____ EXERCISE DATA
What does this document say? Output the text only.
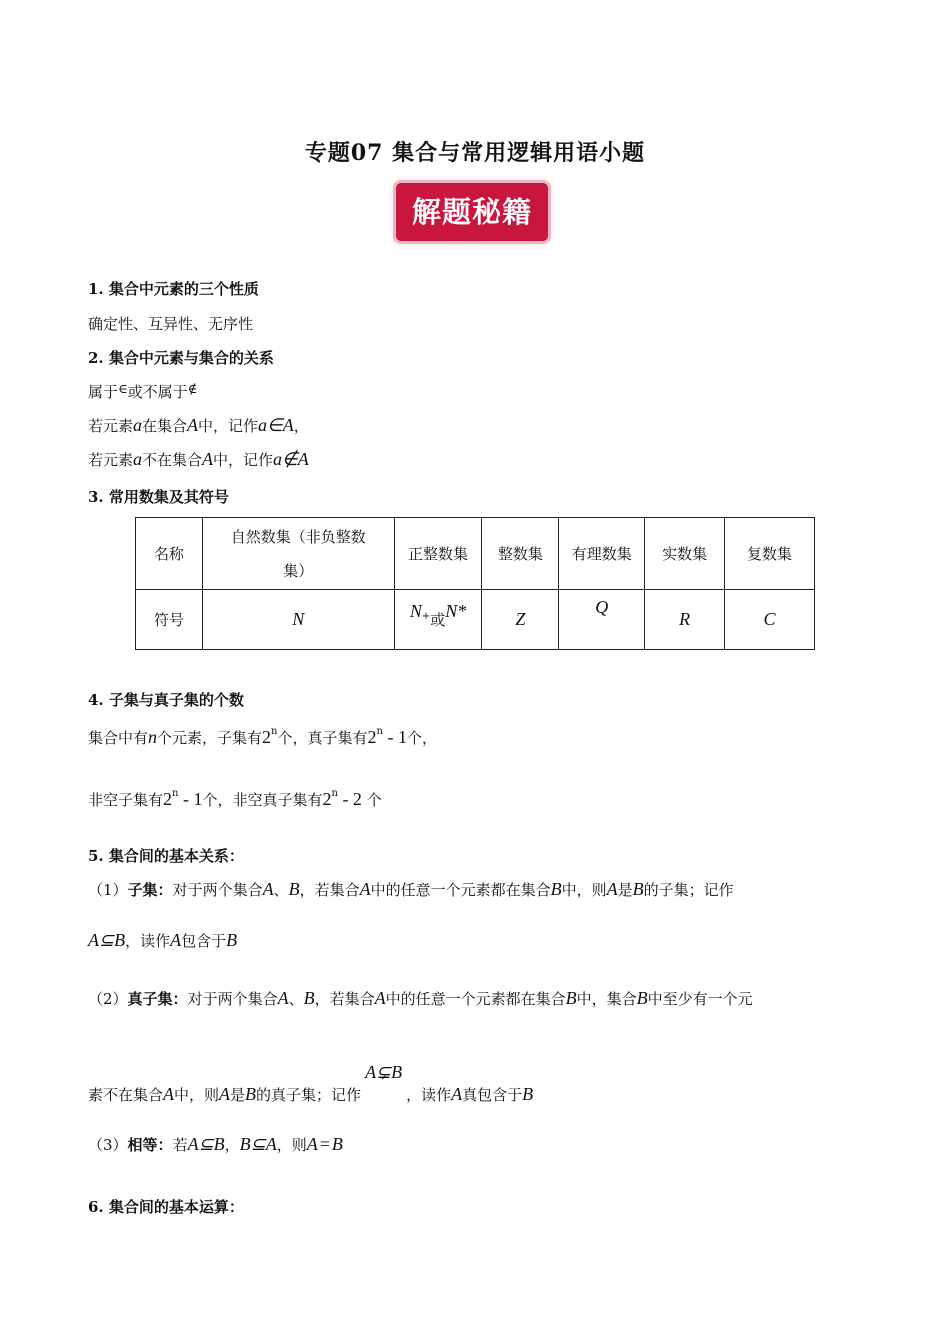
专题07 集合与常用逻辑用语小题
解题秘籍
1. 集合中元素的三个性质
确定性、互异性、无序性
2. 集合中元素与集合的关系
属于∈或不属于∉
若元素a在集合A中，记作a∈A，
若元素a不在集合A中，记作a∉A
3. 常用数集及其符号
名称	自然数集（非负整数集）	正整数集	整数集	有理数集	实数集	复数集
符号	N	N+或N*	Z	Q	R	C
4. 子集与真子集的个数
集合中有n个元素，子集有2$^n$个，真子集有2$^n$ - 1个，
非空子集有2$^n$ - 1个，非空真子集有2$^n$ - 2 个
5. 集合间的基本关系：
（1）子集：对于两个集合A、B，若集合A中的任意一个元素都在集合B中，则A是B的子集；记作
A⊆B，读作A包含于B
（2）真子集：对于两个集合A、B，若集合A中的任意一个元素都在集合B中，集合B中至少有一个元
素不在集合A中，则A是B的真子集；记作A⊊B，读作A真包含于B
（3）相等：若A⊆B，B⊆A，则A = B
6. 集合间的基本运算：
________
EXERCISE TASK: Transcribe the records above exactly, leaving out every picture.

EXPECTED OUTPUT:
What does this document say? Output the text only.
专题07 集合与常用逻辑用语小题
解题秘籍
1. 集合中元素的三个性质
确定性、互异性、无序性
2. 集合中元素与集合的关系
属于∈或不属于∉
若元素a在集合A中，记作a∈A，
若元素a不在集合A中，记作a∉A
3. 常用数集及其符号
名称	自然数集（非负整数集）	正整数集	整数集	有理数集	实数集	复数集
符号	N	N+或N*	Z	Q	R	C
4. 子集与真子集的个数
集合中有n个元素，子集有2$^n$个，真子集有2$^n$ - 1个，
非空子集有2$^n$ - 1个，非空真子集有2$^n$ - 2 个
5. 集合间的基本关系：
（1）子集：对于两个集合A、B，若集合A中的任意一个元素都在集合B中，则A是B的子集；记作
A⊆B，读作A包含于B
（2）真子集：对于两个集合A、B，若集合A中的任意一个元素都在集合B中，集合B中至少有一个元
素不在集合A中，则A是B的真子集；记作A⊊B，读作A真包含于B
（3）相等：若A⊆B，B⊆A，则A = B
6. 集合间的基本运算：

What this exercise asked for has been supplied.